─── Input material

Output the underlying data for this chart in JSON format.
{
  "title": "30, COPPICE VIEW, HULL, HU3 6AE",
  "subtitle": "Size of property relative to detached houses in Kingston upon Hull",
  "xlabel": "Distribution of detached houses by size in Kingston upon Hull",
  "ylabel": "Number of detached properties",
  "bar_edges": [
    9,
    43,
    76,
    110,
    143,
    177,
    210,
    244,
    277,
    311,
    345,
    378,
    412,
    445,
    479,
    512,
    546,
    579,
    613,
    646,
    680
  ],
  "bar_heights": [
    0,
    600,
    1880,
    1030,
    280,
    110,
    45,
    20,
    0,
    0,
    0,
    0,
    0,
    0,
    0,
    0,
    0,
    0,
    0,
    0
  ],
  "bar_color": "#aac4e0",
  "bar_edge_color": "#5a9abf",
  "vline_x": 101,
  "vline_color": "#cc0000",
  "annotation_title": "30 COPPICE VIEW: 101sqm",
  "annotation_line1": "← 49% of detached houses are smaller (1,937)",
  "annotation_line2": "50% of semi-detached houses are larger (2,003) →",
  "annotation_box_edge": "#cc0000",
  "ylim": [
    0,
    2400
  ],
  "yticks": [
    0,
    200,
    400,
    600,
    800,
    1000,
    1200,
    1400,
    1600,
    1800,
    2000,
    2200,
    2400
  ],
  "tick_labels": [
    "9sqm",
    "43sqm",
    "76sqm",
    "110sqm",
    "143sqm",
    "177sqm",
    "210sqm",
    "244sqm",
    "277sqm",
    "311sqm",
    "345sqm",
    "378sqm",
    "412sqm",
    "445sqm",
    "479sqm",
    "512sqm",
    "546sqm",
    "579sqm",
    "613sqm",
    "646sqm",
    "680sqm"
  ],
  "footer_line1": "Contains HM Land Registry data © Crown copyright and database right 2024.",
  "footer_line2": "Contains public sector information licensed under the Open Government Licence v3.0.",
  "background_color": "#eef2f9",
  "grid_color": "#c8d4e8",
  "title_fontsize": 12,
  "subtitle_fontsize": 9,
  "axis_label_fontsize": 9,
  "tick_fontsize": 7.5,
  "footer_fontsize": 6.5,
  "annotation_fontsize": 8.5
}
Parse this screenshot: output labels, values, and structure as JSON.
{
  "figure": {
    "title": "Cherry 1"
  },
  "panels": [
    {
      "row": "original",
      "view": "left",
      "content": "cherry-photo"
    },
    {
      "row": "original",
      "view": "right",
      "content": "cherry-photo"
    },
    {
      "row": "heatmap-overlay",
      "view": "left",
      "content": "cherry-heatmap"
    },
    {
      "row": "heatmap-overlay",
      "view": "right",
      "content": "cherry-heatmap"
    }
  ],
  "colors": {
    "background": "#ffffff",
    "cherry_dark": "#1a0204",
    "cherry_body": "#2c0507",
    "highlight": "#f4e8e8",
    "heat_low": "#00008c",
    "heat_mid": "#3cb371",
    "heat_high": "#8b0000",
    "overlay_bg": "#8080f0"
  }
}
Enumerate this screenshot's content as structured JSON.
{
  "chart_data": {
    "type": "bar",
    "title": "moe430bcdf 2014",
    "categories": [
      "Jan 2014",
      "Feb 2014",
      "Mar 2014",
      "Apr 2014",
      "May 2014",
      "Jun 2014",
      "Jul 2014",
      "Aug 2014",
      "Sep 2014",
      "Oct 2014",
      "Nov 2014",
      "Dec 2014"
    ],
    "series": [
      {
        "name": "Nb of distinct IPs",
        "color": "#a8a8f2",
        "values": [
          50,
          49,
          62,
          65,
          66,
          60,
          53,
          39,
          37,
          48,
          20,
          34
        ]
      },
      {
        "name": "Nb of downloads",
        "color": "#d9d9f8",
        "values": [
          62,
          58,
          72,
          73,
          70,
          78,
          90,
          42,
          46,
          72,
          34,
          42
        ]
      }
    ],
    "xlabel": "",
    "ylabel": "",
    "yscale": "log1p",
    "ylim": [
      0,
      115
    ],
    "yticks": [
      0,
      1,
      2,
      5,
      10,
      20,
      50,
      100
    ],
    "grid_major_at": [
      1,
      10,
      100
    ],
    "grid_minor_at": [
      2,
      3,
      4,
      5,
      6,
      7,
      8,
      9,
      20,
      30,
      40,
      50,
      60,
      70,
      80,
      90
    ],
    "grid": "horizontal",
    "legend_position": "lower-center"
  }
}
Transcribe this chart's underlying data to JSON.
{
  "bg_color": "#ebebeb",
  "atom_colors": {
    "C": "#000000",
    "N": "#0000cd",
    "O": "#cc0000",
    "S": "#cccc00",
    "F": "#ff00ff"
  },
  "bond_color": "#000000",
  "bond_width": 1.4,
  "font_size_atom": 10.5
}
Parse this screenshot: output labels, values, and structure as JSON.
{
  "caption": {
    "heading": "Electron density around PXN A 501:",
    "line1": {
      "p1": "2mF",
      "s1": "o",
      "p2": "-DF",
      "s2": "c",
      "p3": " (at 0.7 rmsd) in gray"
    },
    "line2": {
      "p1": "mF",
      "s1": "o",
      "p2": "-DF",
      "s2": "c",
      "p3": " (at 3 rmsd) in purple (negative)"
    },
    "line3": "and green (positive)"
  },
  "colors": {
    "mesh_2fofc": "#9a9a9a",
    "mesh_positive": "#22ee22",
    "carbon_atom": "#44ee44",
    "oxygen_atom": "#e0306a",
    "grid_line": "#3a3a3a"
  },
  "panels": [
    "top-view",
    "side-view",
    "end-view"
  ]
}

──────

#### Problem to solve:
Determine the number of lines where the string "xlabel" occurs, and give that number only.

#### Result for this exercise:
2